### Exercise description:
Retype the listing that follows, exactly as written.

### Records from a data source:

++++++++++

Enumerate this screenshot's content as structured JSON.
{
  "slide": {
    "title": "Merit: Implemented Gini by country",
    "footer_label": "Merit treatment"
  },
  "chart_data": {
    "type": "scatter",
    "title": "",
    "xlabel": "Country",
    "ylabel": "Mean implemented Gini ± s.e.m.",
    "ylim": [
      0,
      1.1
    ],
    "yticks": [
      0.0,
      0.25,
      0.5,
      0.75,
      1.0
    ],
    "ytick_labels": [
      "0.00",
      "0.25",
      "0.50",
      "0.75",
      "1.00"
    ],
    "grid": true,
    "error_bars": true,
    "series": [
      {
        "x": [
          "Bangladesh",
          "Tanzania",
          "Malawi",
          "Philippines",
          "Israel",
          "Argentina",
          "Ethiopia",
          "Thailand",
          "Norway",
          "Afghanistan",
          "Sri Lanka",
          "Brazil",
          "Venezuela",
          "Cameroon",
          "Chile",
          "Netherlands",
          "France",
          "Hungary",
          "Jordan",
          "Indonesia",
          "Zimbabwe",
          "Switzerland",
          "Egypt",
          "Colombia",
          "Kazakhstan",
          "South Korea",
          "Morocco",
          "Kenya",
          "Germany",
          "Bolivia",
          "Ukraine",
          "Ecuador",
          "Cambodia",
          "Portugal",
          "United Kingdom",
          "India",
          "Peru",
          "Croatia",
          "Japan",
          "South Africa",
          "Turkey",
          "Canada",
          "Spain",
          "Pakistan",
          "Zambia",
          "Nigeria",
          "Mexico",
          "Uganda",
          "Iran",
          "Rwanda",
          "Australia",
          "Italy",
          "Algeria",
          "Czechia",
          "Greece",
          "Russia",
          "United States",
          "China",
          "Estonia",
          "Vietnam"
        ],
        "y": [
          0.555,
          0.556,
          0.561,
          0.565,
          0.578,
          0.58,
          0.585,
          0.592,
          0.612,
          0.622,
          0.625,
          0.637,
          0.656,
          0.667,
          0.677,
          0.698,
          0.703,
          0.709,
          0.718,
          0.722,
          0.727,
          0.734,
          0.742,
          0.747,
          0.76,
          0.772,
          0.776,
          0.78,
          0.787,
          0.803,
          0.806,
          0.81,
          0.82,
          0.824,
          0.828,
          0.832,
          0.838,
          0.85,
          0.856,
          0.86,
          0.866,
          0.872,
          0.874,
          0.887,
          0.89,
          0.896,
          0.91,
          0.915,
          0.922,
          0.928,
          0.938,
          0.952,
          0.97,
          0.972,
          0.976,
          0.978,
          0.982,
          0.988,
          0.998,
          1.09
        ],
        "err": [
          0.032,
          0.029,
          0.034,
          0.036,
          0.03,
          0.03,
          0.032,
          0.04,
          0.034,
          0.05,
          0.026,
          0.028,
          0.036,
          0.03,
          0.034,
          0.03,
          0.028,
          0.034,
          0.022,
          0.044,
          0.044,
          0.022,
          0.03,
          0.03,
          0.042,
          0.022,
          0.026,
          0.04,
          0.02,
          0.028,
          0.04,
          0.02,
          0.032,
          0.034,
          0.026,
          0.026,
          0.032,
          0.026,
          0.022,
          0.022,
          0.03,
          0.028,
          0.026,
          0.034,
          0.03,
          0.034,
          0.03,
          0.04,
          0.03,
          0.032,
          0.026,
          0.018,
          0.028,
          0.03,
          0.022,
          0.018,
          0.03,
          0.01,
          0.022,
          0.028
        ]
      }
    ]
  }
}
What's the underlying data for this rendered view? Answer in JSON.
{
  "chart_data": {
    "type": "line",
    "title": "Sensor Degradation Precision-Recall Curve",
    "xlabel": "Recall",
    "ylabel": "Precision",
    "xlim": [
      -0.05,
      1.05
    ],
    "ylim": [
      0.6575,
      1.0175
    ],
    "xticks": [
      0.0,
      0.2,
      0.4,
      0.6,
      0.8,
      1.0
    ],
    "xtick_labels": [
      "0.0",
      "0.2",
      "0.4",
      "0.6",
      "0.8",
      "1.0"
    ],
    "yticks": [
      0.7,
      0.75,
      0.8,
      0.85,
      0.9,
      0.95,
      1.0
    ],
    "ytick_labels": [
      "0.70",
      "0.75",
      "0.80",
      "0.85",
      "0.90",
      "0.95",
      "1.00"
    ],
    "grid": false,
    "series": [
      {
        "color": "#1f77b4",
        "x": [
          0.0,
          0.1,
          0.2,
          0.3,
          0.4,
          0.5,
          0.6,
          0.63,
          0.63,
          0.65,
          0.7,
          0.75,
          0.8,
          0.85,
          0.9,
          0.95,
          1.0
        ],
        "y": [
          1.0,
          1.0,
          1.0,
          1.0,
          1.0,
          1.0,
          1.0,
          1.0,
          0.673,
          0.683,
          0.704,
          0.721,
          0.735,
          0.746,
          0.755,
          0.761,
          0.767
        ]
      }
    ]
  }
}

++++++++++

### Final result:
Enumerate this screenshot's content as structured JSON.
{
  "slide": {
    "title": "Merit: Implemented Gini by country",
    "footer_label": "Merit treatment"
  },
  "chart_data": {
    "type": "scatter",
    "title": "",
    "xlabel": "Country",
    "ylabel": "Mean implemented Gini ± s.e.m.",
    "ylim": [
      0,
      1.1
    ],
    "yticks": [
      0.0,
      0.25,
      0.5,
      0.75,
      1.0
    ],
    "ytick_labels": [
      "0.00",
      "0.25",
      "0.50",
      "0.75",
      "1.00"
    ],
    "grid": true,
    "error_bars": true,
    "series": [
      {
        "x": [
          "Bangladesh",
          "Tanzania",
          "Malawi",
          "Philippines",
          "Israel",
          "Argentina",
          "Ethiopia",
          "Thailand",
          "Norway",
          "Afghanistan",
          "Sri Lanka",
          "Brazil",
          "Venezuela",
          "Cameroon",
          "Chile",
          "Netherlands",
          "France",
          "Hungary",
          "Jordan",
          "Indonesia",
          "Zimbabwe",
          "Switzerland",
          "Egypt",
          "Colombia",
          "Kazakhstan",
          "South Korea",
          "Morocco",
          "Kenya",
          "Germany",
          "Bolivia",
          "Ukraine",
          "Ecuador",
          "Cambodia",
          "Portugal",
          "United Kingdom",
          "India",
          "Peru",
          "Croatia",
          "Japan",
          "South Africa",
          "Turkey",
          "Canada",
          "Spain",
          "Pakistan",
          "Zambia",
          "Nigeria",
          "Mexico",
          "Uganda",
          "Iran",
          "Rwanda",
          "Australia",
          "Italy",
          "Algeria",
          "Czechia",
          "Greece",
          "Russia",
          "United States",
          "China",
          "Estonia",
          "Vietnam"
        ],
        "y": [
          0.555,
          0.556,
          0.561,
          0.565,
          0.578,
          0.58,
          0.585,
          0.592,
          0.612,
          0.622,
          0.625,
          0.637,
          0.656,
          0.667,
          0.677,
          0.698,
          0.703,
          0.709,
          0.718,
          0.722,
          0.727,
          0.734,
          0.742,
          0.747,
          0.76,
          0.772,
          0.776,
          0.78,
          0.787,
          0.803,
          0.806,
          0.81,
          0.82,
          0.824,
          0.828,
          0.832,
          0.838,
          0.85,
          0.856,
          0.86,
          0.866,
          0.872,
          0.874,
          0.887,
          0.89,
          0.896,
          0.91,
          0.915,
          0.922,
          0.928,
          0.938,
          0.952,
          0.97,
          0.972,
          0.976,
          0.978,
          0.982,
          0.988,
          0.998,
          1.09
        ],
        "err": [
          0.032,
          0.029,
          0.034,
          0.036,
          0.03,
          0.03,
          0.032,
          0.04,
          0.034,
          0.05,
          0.026,
          0.028,
          0.036,
          0.03,
          0.034,
          0.03,
          0.028,
          0.034,
          0.022,
          0.044,
          0.044,
          0.022,
          0.03,
          0.03,
          0.042,
          0.022,
          0.026,
          0.04,
          0.02,
          0.028,
          0.04,
          0.02,
          0.032,
          0.034,
          0.026,
          0.026,
          0.032,
          0.026,
          0.022,
          0.022,
          0.03,
          0.028,
          0.026,
          0.034,
          0.03,
          0.034,
          0.03,
          0.04,
          0.03,
          0.032,
          0.026,
          0.018,
          0.028,
          0.03,
          0.022,
          0.018,
          0.03,
          0.01,
          0.022,
          0.028
        ]
      }
    ]
  }
}
What's the underlying data for this rendered view? Answer in JSON.
{
  "chart_data": {
    "type": "line",
    "title": "Sensor Degradation Precision-Recall Curve",
    "xlabel": "Recall",
    "ylabel": "Precision",
    "xlim": [
      -0.05,
      1.05
    ],
    "ylim": [
      0.6575,
      1.0175
    ],
    "xticks": [
      0.0,
      0.2,
      0.4,
      0.6,
      0.8,
      1.0
    ],
    "xtick_labels": [
      "0.0",
      "0.2",
      "0.4",
      "0.6",
      "0.8",
      "1.0"
    ],
    "yticks": [
      0.7,
      0.75,
      0.8,
      0.85,
      0.9,
      0.95,
      1.0
    ],
    "ytick_labels": [
      "0.70",
      "0.75",
      "0.80",
      "0.85",
      "0.90",
      "0.95",
      "1.00"
    ],
    "grid": false,
    "series": [
      {
        "color": "#1f77b4",
        "x": [
          0.0,
          0.1,
          0.2,
          0.3,
          0.4,
          0.5,
          0.6,
          0.63,
          0.63,
          0.65,
          0.7,
          0.75,
          0.8,
          0.85,
          0.9,
          0.95,
          1.0
        ],
        "y": [
          1.0,
          1.0,
          1.0,
          1.0,
          1.0,
          1.0,
          1.0,
          1.0,
          0.673,
          0.683,
          0.704,
          0.721,
          0.735,
          0.746,
          0.755,
          0.761,
          0.767
        ]
      }
    ]
  }
}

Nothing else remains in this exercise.